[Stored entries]

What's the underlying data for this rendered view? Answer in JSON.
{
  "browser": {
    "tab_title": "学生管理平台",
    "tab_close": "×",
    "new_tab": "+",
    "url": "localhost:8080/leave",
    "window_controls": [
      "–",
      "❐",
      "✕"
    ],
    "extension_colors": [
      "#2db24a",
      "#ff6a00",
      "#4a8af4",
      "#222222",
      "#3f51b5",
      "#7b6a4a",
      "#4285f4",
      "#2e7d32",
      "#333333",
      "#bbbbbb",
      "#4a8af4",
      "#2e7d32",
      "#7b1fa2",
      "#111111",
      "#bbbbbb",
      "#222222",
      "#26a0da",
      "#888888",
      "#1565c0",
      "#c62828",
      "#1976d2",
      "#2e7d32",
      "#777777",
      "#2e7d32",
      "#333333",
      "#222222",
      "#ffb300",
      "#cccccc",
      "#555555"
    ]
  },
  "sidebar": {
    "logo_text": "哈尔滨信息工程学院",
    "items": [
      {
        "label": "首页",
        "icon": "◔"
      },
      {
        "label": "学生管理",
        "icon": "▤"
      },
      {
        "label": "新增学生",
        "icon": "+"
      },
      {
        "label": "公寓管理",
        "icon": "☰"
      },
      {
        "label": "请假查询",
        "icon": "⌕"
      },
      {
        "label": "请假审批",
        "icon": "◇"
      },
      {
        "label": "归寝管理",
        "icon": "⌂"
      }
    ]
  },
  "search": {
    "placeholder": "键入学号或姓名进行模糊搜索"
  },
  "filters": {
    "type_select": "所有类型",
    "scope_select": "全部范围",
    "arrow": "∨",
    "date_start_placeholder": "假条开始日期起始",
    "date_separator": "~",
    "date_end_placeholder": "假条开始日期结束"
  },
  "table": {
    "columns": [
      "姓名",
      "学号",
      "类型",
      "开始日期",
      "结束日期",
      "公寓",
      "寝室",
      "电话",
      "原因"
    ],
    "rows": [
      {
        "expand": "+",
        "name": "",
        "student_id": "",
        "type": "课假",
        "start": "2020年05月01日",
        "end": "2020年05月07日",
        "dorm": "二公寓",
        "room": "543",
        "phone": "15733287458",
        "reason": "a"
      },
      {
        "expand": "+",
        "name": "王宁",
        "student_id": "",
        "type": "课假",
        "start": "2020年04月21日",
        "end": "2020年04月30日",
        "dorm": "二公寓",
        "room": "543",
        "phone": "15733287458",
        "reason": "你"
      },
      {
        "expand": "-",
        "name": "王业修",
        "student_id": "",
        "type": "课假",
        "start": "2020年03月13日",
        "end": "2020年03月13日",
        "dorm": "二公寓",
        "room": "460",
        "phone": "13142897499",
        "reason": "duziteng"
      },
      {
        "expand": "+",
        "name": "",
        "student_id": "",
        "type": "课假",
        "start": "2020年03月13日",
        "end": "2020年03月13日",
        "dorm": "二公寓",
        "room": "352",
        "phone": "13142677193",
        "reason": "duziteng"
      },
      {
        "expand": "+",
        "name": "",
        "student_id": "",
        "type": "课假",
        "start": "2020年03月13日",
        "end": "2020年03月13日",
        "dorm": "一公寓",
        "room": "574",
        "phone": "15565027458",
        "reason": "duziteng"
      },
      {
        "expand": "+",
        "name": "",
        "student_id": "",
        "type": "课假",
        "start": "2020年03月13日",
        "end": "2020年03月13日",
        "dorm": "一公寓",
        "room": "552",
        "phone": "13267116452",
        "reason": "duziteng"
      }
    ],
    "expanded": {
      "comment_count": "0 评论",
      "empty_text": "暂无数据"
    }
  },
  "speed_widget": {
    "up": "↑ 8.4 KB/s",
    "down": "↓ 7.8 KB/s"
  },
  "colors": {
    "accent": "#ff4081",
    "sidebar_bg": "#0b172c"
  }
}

Goal: Go through the listing above and list every line that has the word "room".

Output of the task:
        "room": "543",
        "room": "543",
        "room": "460",
        "room": "352",
        "room": "574",
        "room": "552",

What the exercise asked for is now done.